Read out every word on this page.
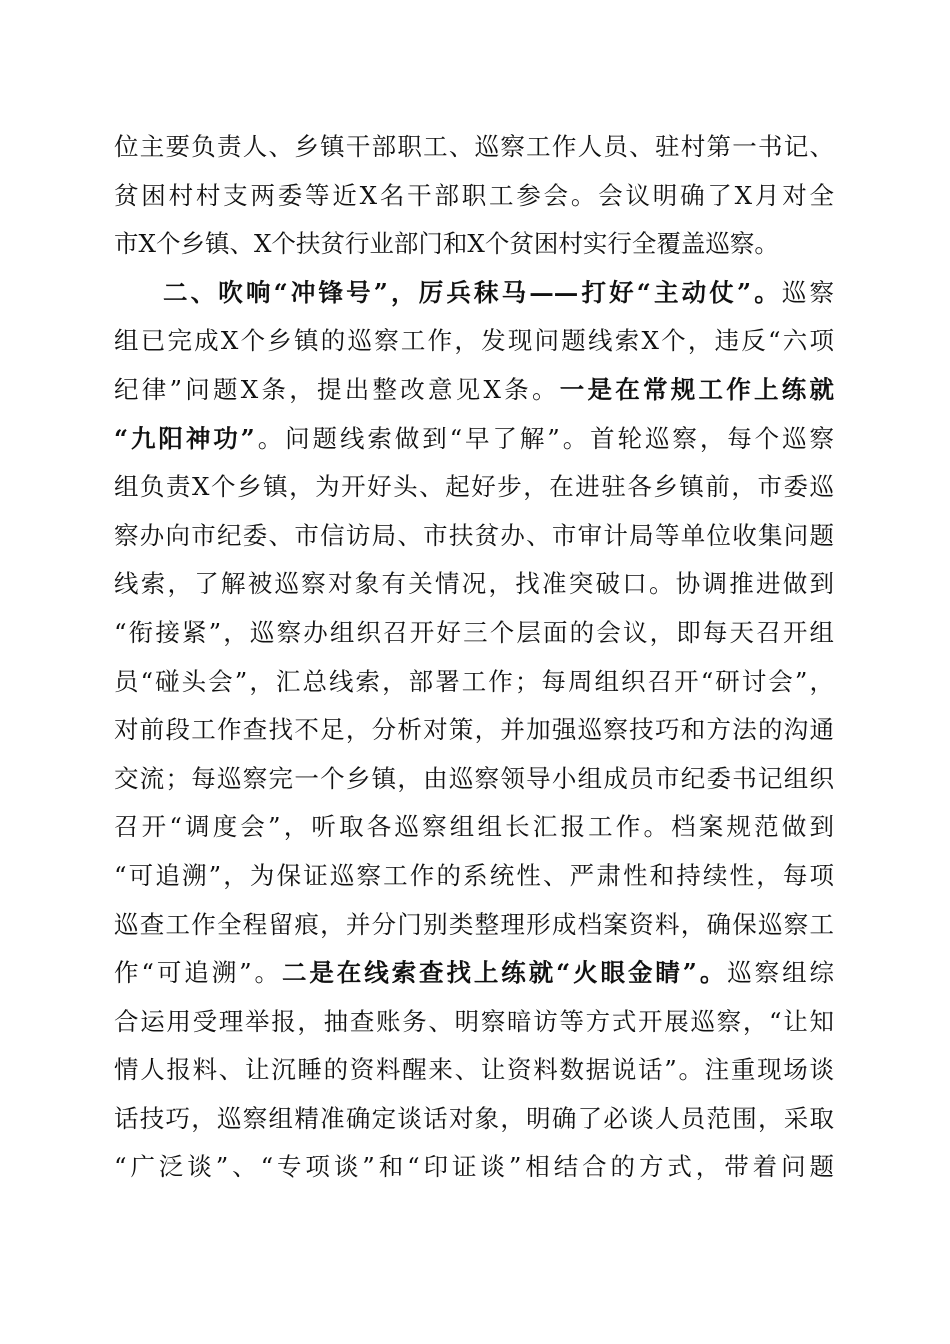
位主要负责人、乡镇干部职工、巡察工作人员、驻村第一书记、
贫困村村支两委等近X名干部职工参会。会议明确了X月对全
市X个乡镇、X个扶贫行业部门和X个贫困村实行全覆盖巡察。
二、吹响“冲锋号”，厉兵秣马——打好“主动仗”。巡察
组已完成X个乡镇的巡察工作，发现问题线索X个，违反“六项
纪律”问题X条，提出整改意见X条。一是在常规工作上练就
“九阳神功”。问题线索做到“早了解”。首轮巡察，每个巡察
组负责X个乡镇，为开好头、起好步，在进驻各乡镇前，市委巡
察办向市纪委、市信访局、市扶贫办、市审计局等单位收集问题
线索，了解被巡察对象有关情况，找准突破口。协调推进做到
“衔接紧”，巡察办组织召开好三个层面的会议，即每天召开组
员“碰头会”，汇总线索，部署工作；每周组织召开“研讨会”，
对前段工作查找不足，分析对策，并加强巡察技巧和方法的沟通
交流；每巡察完一个乡镇，由巡察领导小组成员市纪委书记组织
召开“调度会”，听取各巡察组组长汇报工作。档案规范做到
“可追溯”，为保证巡察工作的系统性、严肃性和持续性，每项
巡查工作全程留痕，并分门别类整理形成档案资料，确保巡察工
作“可追溯”。二是在线索查找上练就“火眼金睛”。巡察组综
合运用受理举报，抽查账务、明察暗访等方式开展巡察，“让知
情人报料、让沉睡的资料醒来、让资料数据说话”。注重现场谈
话技巧，巡察组精准确定谈话对象，明确了必谈人员范围，采取
“广泛谈”、“专项谈”和“印证谈”相结合的方式，带着问题
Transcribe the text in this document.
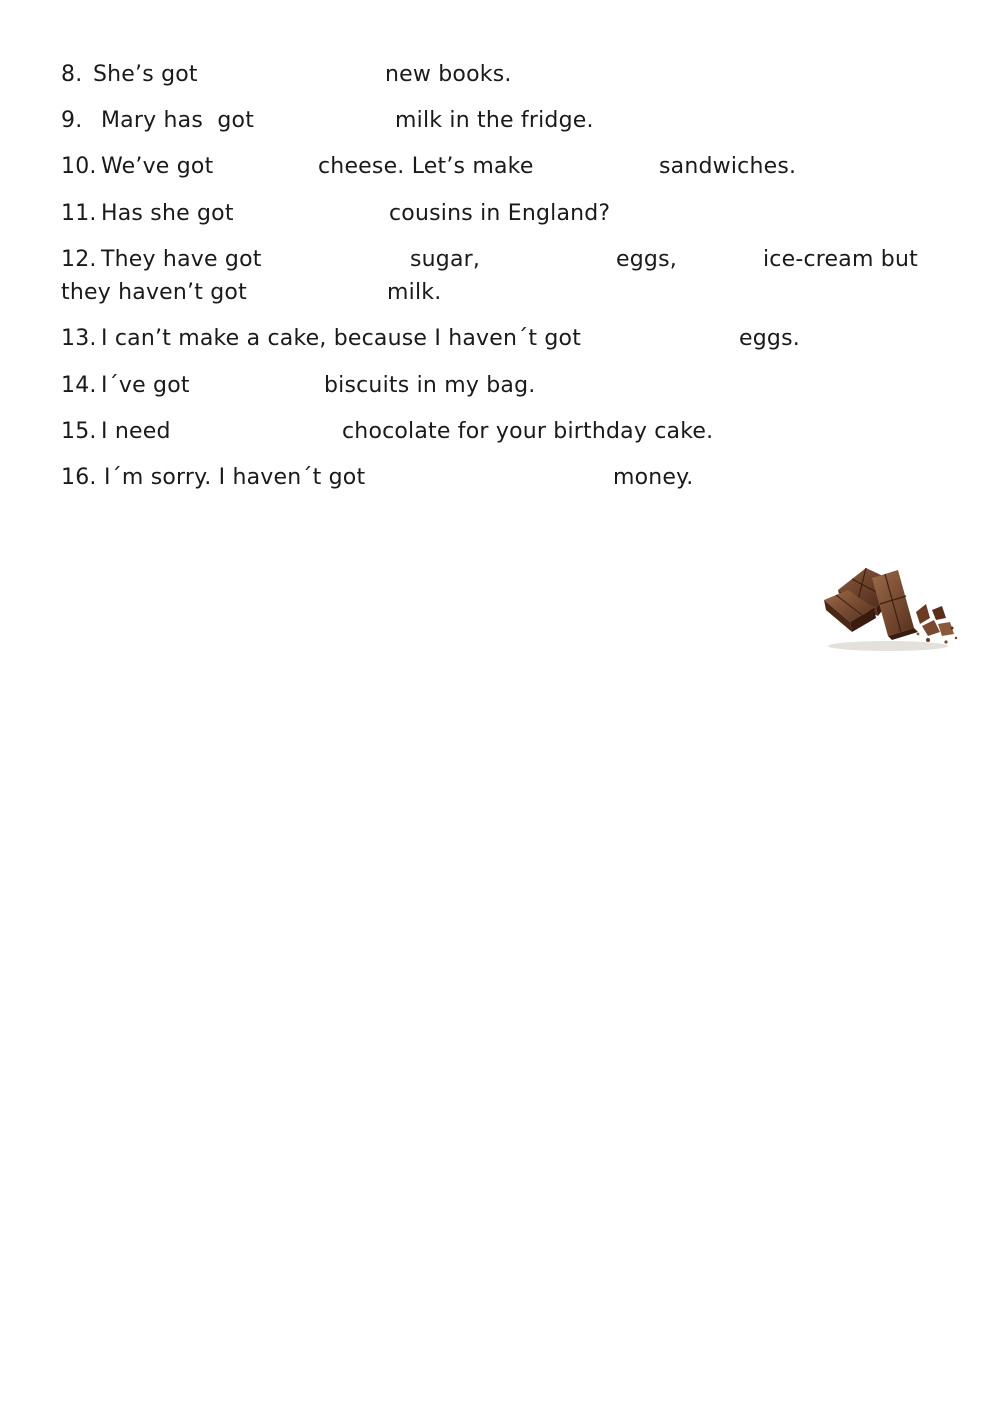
8. She’s got	new books.
9. Mary has  got	milk in the fridge.
10. We’ve got	cheese. Let’s make	sandwiches.
11. Has she got	cousins in England?
12. They have got	sugar,	eggs,	ice-cream but
they haven’t got	milk.
13. I can’t make a cake, because I haven´t got	eggs.
14. I´ve got	biscuits in my bag.
15. I need	chocolate for your birthday cake.
16. I´m sorry. I haven´t got	money.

● Work instructions
Using the records above, extract exactly and only the lines from the one with "Transcribe the text in this document." through the final line, inclusive, leaving out pictures.

● Correct result
Transcribe the text in this document.
8. She’s got	new books.
9. Mary has  got	milk in the fridge.
10. We’ve got	cheese. Let’s make	sandwiches.
11. Has she got	cousins in England?
12. They have got	sugar,	eggs,	ice-cream but
they haven’t got	milk.
13. I can’t make a cake, because I haven´t got	eggs.
14. I´ve got	biscuits in my bag.
15. I need	chocolate for your birthday cake.
16. I´m sorry. I haven´t got	money.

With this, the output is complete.